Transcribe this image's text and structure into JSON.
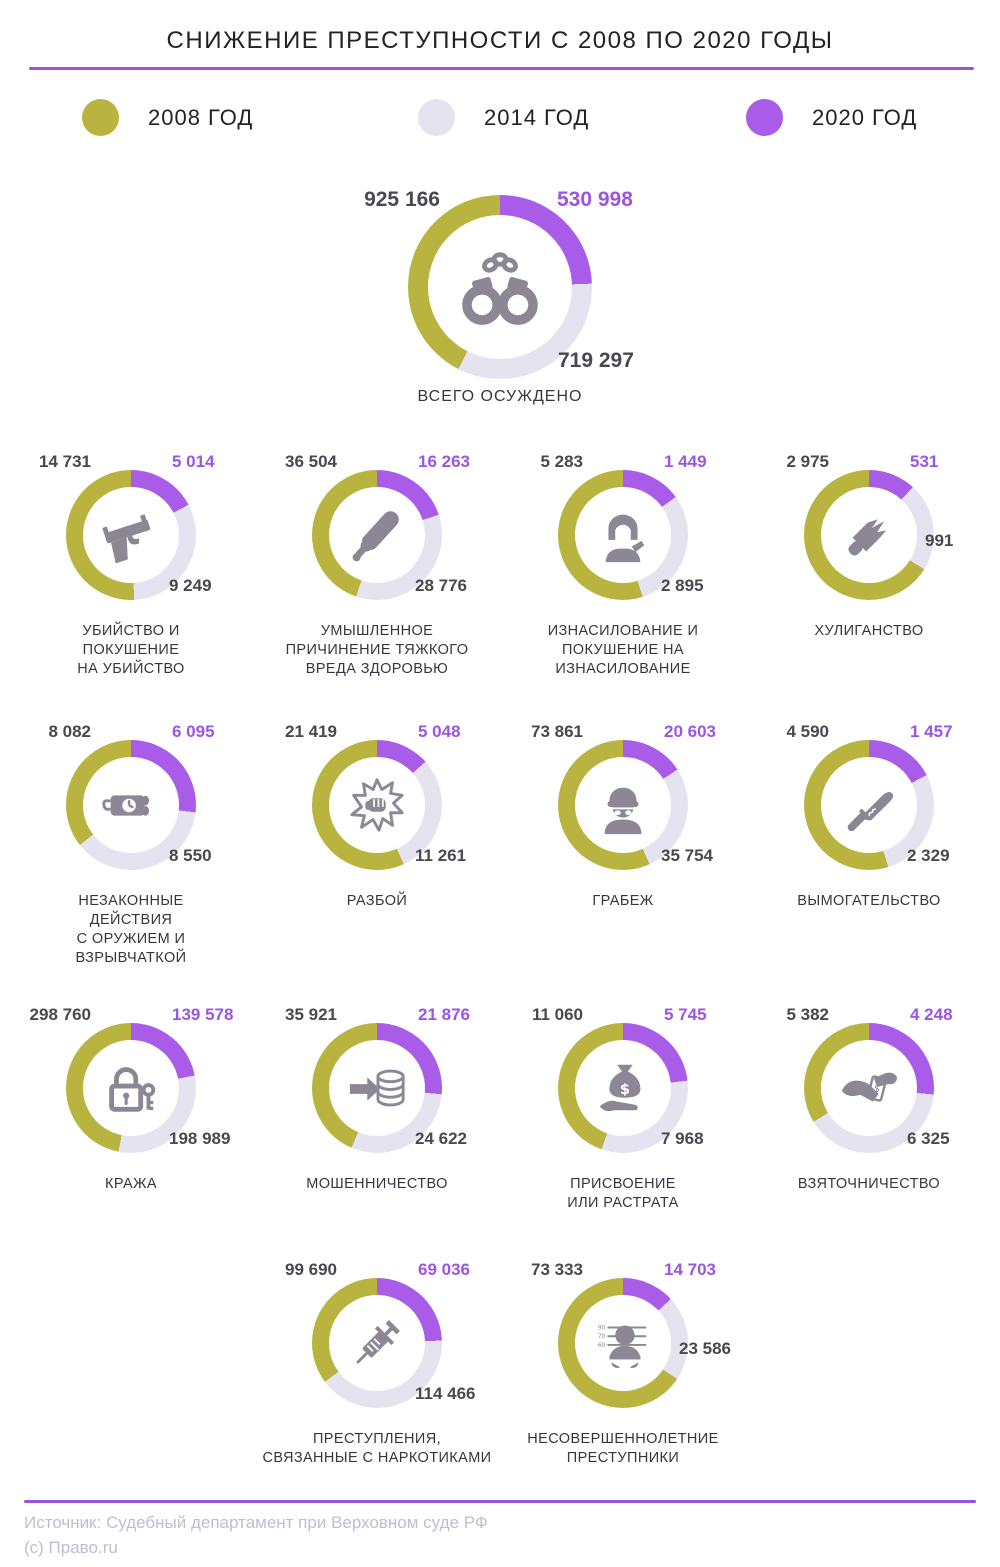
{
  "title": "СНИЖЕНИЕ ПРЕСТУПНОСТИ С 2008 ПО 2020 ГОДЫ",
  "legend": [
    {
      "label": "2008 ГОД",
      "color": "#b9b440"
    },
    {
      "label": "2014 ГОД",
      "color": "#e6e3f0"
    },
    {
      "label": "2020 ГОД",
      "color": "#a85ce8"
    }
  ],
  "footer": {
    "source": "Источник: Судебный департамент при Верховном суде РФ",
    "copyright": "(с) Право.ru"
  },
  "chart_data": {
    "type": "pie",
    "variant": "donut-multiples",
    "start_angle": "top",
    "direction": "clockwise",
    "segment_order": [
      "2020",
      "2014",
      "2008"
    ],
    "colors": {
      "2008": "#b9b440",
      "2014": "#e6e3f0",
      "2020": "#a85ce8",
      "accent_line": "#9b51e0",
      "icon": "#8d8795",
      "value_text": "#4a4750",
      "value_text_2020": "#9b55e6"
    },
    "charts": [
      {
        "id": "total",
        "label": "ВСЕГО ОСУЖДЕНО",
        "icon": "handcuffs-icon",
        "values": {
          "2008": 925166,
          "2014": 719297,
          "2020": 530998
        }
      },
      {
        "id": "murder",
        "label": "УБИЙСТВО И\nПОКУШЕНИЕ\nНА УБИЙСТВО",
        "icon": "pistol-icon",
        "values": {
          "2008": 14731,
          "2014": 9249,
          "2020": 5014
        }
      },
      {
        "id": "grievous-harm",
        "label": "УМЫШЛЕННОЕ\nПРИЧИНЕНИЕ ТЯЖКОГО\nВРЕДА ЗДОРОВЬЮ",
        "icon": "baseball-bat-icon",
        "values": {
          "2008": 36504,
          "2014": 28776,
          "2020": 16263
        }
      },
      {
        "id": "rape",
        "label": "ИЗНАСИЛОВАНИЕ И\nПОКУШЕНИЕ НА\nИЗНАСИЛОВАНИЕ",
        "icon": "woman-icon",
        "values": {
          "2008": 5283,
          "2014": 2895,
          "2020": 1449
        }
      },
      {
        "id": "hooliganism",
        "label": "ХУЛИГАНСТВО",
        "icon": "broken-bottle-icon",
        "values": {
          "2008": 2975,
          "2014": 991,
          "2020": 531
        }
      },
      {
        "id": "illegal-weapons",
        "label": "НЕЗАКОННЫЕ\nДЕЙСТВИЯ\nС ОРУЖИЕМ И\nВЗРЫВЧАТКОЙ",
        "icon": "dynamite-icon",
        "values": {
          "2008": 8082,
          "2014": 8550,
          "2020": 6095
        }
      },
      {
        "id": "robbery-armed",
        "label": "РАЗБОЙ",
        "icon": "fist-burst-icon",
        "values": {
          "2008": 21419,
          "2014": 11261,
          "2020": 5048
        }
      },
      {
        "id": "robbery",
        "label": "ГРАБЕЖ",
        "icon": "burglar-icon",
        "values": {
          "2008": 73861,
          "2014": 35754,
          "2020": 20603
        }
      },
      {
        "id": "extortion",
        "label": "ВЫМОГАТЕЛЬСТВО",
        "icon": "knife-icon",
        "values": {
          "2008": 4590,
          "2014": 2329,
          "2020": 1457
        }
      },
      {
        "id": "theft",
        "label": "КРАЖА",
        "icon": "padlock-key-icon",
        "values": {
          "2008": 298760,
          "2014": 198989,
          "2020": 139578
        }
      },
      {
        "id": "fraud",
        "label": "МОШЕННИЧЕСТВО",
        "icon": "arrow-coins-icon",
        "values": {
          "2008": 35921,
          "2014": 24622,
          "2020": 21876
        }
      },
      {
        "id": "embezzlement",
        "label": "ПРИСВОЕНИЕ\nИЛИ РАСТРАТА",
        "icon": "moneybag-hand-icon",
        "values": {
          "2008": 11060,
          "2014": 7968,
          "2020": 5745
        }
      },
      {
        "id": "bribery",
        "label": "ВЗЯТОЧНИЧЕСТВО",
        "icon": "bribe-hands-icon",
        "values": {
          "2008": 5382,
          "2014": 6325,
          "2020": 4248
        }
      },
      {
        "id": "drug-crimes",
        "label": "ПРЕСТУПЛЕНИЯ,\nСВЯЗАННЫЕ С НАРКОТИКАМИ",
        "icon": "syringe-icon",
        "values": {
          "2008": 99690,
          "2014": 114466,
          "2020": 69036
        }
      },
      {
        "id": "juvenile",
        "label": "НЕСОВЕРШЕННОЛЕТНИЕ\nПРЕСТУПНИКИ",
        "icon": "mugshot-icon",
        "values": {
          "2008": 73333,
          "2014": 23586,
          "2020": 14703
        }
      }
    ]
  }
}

--- --- ---

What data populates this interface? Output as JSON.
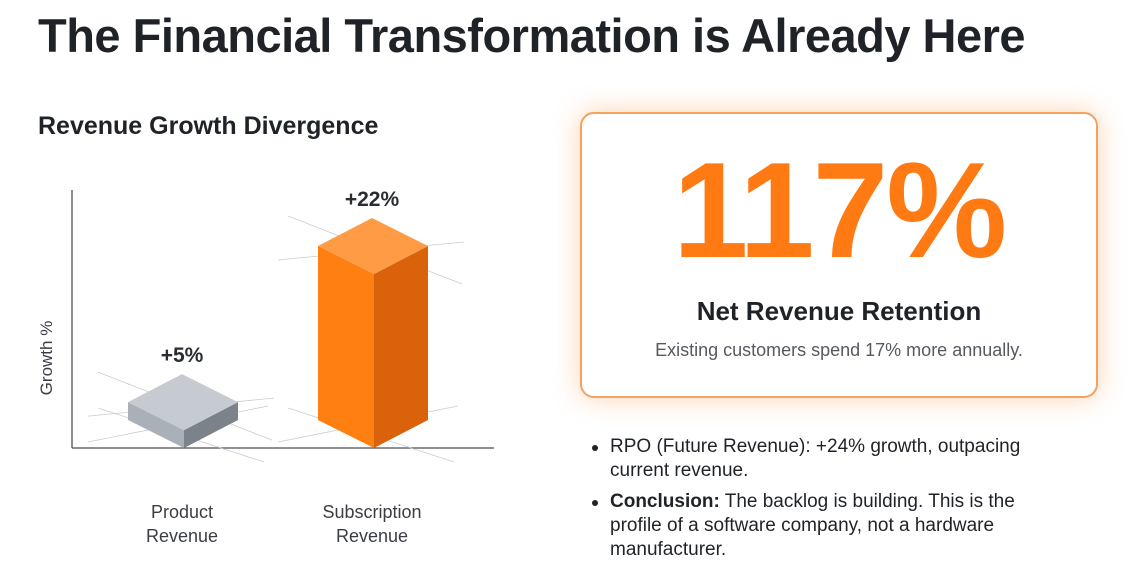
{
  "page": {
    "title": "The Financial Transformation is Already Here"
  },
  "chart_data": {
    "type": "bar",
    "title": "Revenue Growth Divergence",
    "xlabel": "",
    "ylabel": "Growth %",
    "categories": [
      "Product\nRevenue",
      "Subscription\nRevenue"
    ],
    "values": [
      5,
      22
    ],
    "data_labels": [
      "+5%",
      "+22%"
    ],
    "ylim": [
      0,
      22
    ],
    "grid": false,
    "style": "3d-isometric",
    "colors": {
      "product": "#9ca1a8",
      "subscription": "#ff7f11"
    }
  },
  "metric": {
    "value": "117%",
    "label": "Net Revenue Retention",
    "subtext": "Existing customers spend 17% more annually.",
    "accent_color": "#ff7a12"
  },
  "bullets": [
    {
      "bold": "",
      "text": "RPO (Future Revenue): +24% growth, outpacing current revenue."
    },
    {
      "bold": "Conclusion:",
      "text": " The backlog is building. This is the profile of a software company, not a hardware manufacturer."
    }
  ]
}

--- --- ---

Written request ▸
Say how many lines in this listing hold the string "nRevenue", giving the count and nothing more.

Exercise output ▸
2